Exercise:
In the entries that follow, count each line containing "Search" and state the total, nothing more.

Supplied material:
[START]

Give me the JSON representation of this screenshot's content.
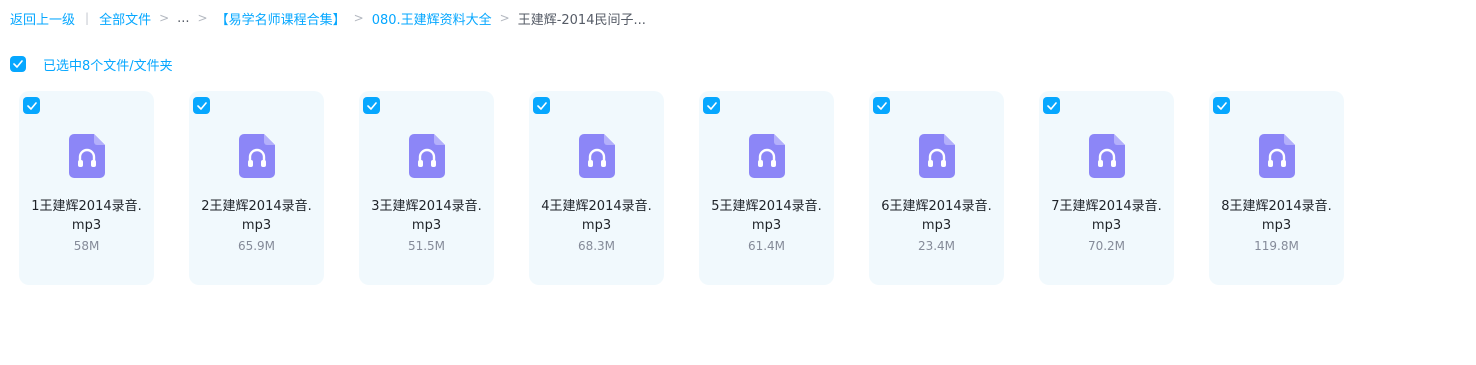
{
  "breadcrumb": {
    "back": "返回上一级",
    "all_files": "全部文件",
    "ellipsis": "...",
    "folder1": "【易学名师课程合集】",
    "folder2": "080.王建辉资料大全",
    "current": "王建辉-2014民间子..."
  },
  "selection": {
    "text": "已选中8个文件/文件夹"
  },
  "files": [
    {
      "name_line1": "1王建辉2014录音.",
      "name_line2": "mp3",
      "size": "58M"
    },
    {
      "name_line1": "2王建辉2014录音.",
      "name_line2": "mp3",
      "size": "65.9M"
    },
    {
      "name_line1": "3王建辉2014录音.",
      "name_line2": "mp3",
      "size": "51.5M"
    },
    {
      "name_line1": "4王建辉2014录音.",
      "name_line2": "mp3",
      "size": "68.3M"
    },
    {
      "name_line1": "5王建辉2014录音.",
      "name_line2": "mp3",
      "size": "61.4M"
    },
    {
      "name_line1": "6王建辉2014录音.",
      "name_line2": "mp3",
      "size": "23.4M"
    },
    {
      "name_line1": "7王建辉2014录音.",
      "name_line2": "mp3",
      "size": "70.2M"
    },
    {
      "name_line1": "8王建辉2014录音.",
      "name_line2": "mp3",
      "size": "119.8M"
    }
  ],
  "icons": {
    "file": "audio-file-icon",
    "check": "checkmark-icon"
  },
  "colors": {
    "accent": "#06a7ff",
    "card_bg": "#f1f9fd",
    "icon_purple": "#8c86f7"
  }
}
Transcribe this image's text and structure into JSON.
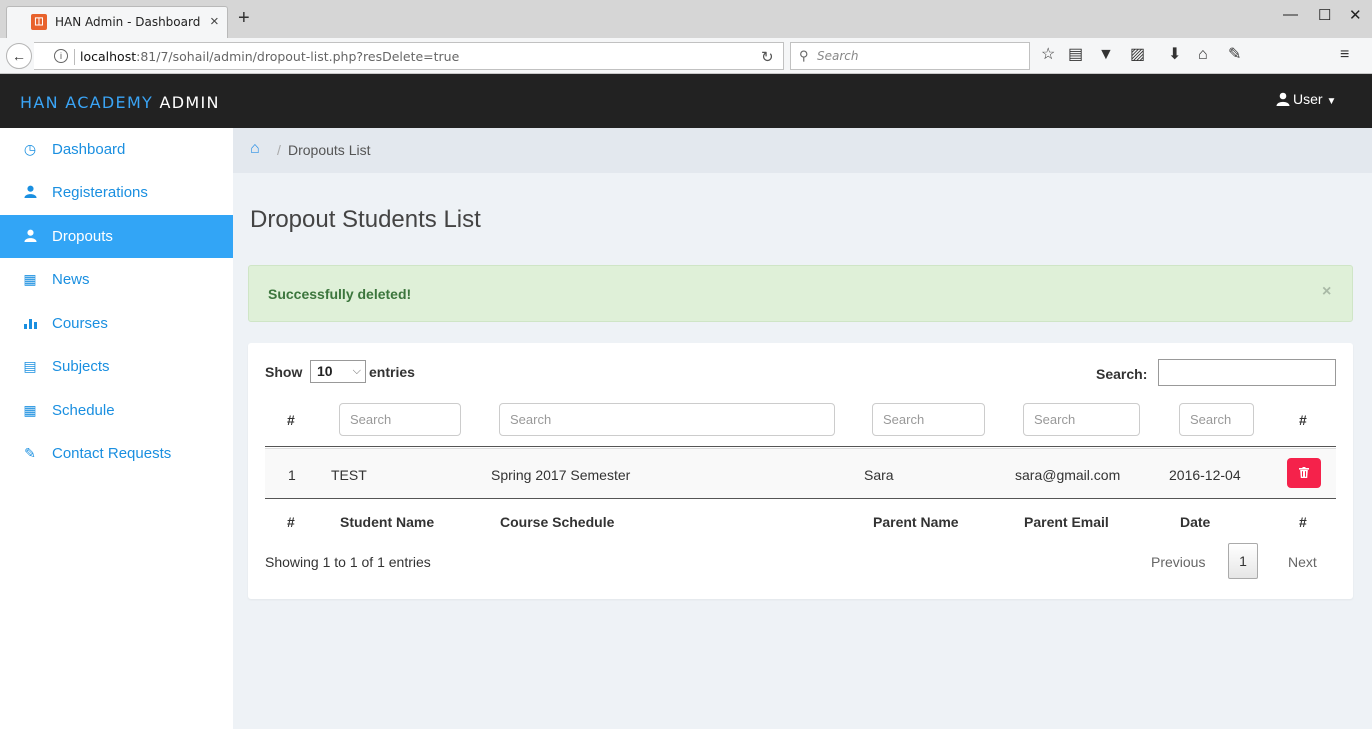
{
  "browser": {
    "tab_title": "HAN Admin - Dashboard",
    "tab_close": "×",
    "new_tab": "+",
    "url_host": "localhost",
    "url_rest": ":81/7/sohail/admin/dropout-list.php?resDelete=true",
    "search_placeholder": "Search",
    "window_controls": [
      "—",
      "☐",
      "✕"
    ]
  },
  "header": {
    "brand_part1": "HAN ACADEMY",
    "brand_part2": "ADMIN",
    "user_label": "User"
  },
  "sidebar": {
    "items": [
      {
        "label": "Dashboard",
        "icon": "dashboard-icon"
      },
      {
        "label": "Registerations",
        "icon": "user-icon"
      },
      {
        "label": "Dropouts",
        "icon": "user-icon",
        "active": true
      },
      {
        "label": "News",
        "icon": "grid-icon"
      },
      {
        "label": "Courses",
        "icon": "bar-chart-icon"
      },
      {
        "label": "Subjects",
        "icon": "calculator-icon"
      },
      {
        "label": "Schedule",
        "icon": "grid-icon"
      },
      {
        "label": "Contact Requests",
        "icon": "pencil-icon"
      }
    ]
  },
  "breadcrumb": {
    "separator": "/",
    "current": "Dropouts List"
  },
  "page": {
    "title": "Dropout Students List"
  },
  "alert": {
    "message": "Successfully deleted!",
    "close": "×"
  },
  "table": {
    "show_label": "Show",
    "length_value": "10",
    "entries_label": "entries",
    "search_label": "Search:",
    "filter_placeholder": "Search",
    "hash": "#",
    "columns": [
      "#",
      "Student Name",
      "Course Schedule",
      "Parent Name",
      "Parent Email",
      "Date",
      "#"
    ],
    "rows": [
      {
        "num": "1",
        "student": "TEST",
        "course": "Spring 2017 Semester",
        "parent": "Sara",
        "email": "sara@gmail.com",
        "date": "2016-12-04"
      }
    ],
    "info": "Showing 1 to 1 of 1 entries",
    "pagination": {
      "previous": "Previous",
      "current": "1",
      "next": "Next"
    }
  },
  "colors": {
    "accent": "#32a5f6",
    "header_bg": "#222222",
    "alert_bg": "#dff0d8",
    "danger": "#f5224b"
  }
}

[END]

Answer below:
3